• The problem:
Return the full article on training a dog not to run away, reproducing it word for word.

• Given passage:
◇ ◇ ◇ ◇
How to Train Your Dog to Not Run

Hard
2-4 Weeks
Behavior

Introduction

If your dog has started running away from you, or away from home, he is in danger of several hazards. Your dog can easily run so far that he gets lost and can't find his way home, he can run out into traffic and become an accident victim, he can run afoul of another dog's territory and be attacked, or in a rural setting, he may be attacked by wild or feral animals. Coyotes especially are known for attacking dogs that have strayed too far from their owners or homes.  Curbing running behavior and teaching your dog to stay home, or with you, is an important skill to keep your dog safe.
◇ ◇ ◇ ◇
• Given information:
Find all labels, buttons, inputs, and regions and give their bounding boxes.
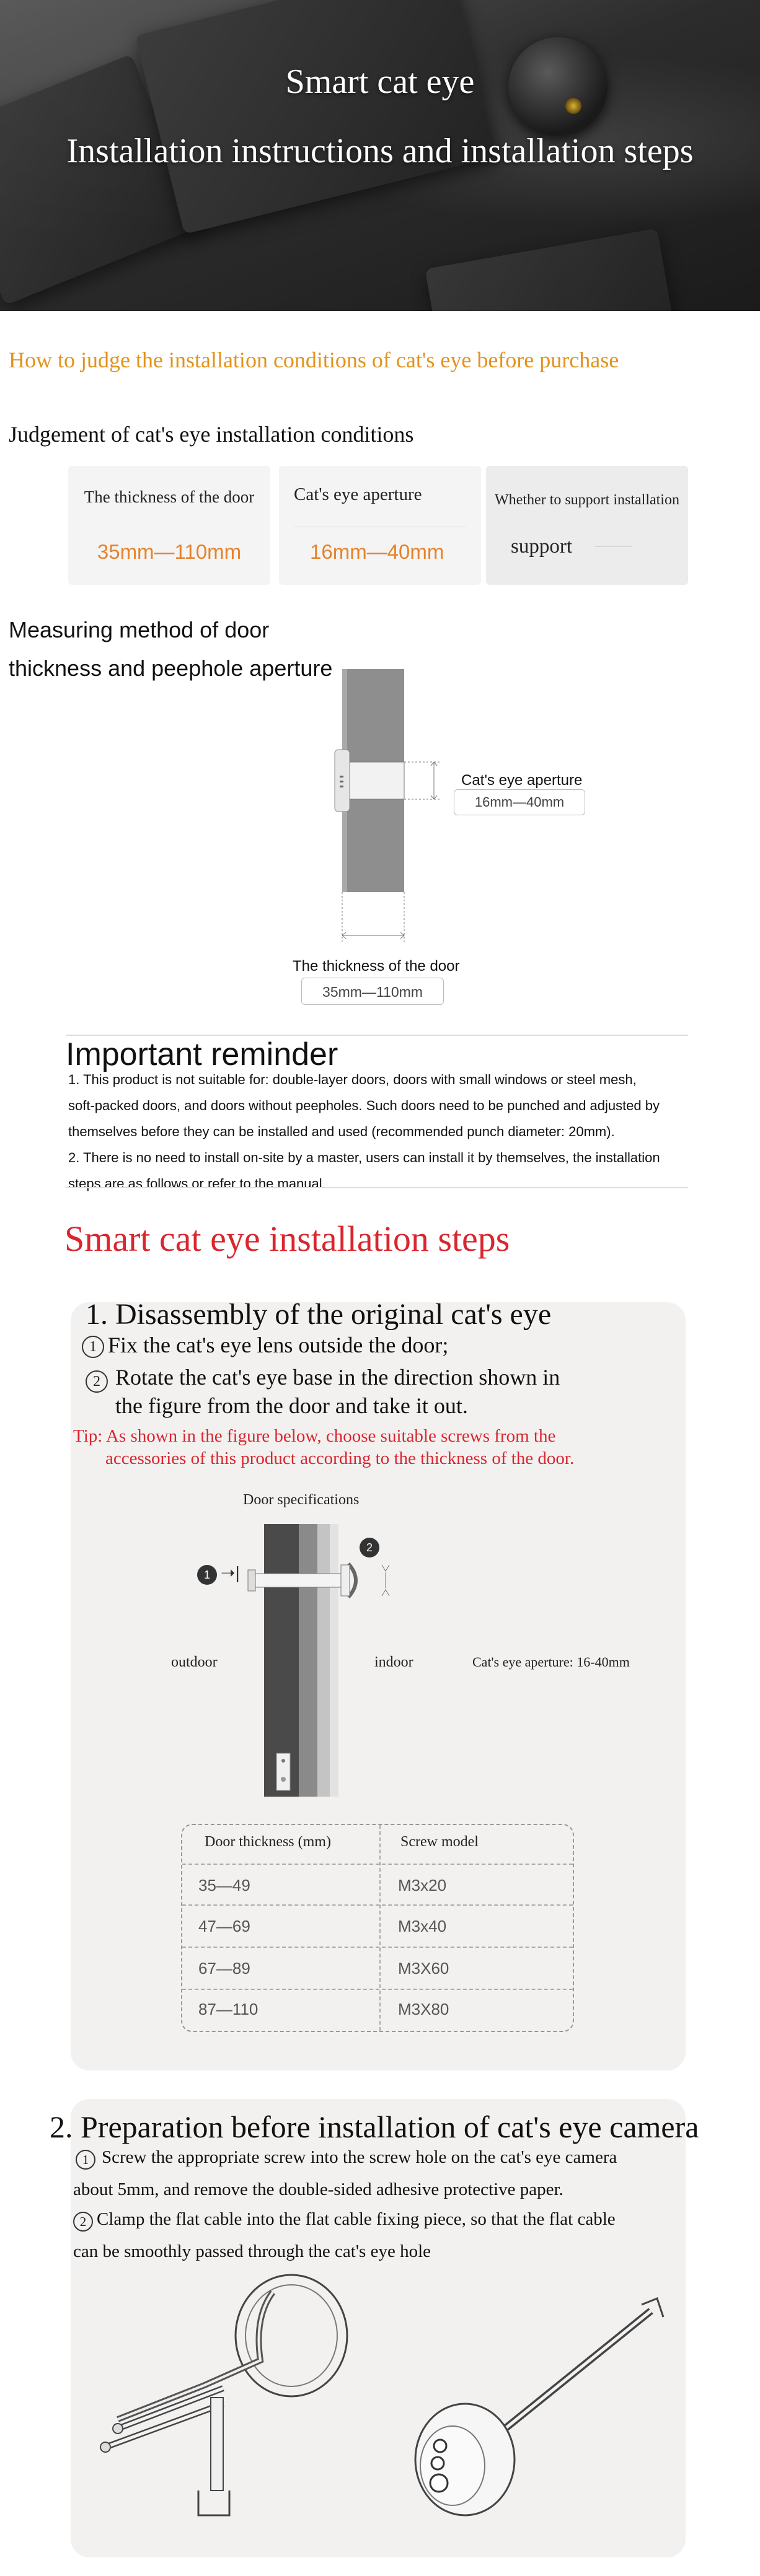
◇ ◇ ◇ ◇
• Response for this exercise:
How to Train Your Dog to Not Run

Hard
2-4 Weeks
Behavior

Introduction

If your dog has started running away from you, or away from home, he is in danger of several hazards. Your dog can easily run so far that he gets lost and can't find his way home, he can run out into traffic and become an accident victim, he can run afoul of another dog's territory and be attacked, or in a rural setting, he may be attacked by wild or feral animals. Coyotes especially are known for attacking dogs that have strayed too far from their owners or homes.  Curbing running behavior and teaching your dog to stay home, or with you, is an important skill to keep your dog safe.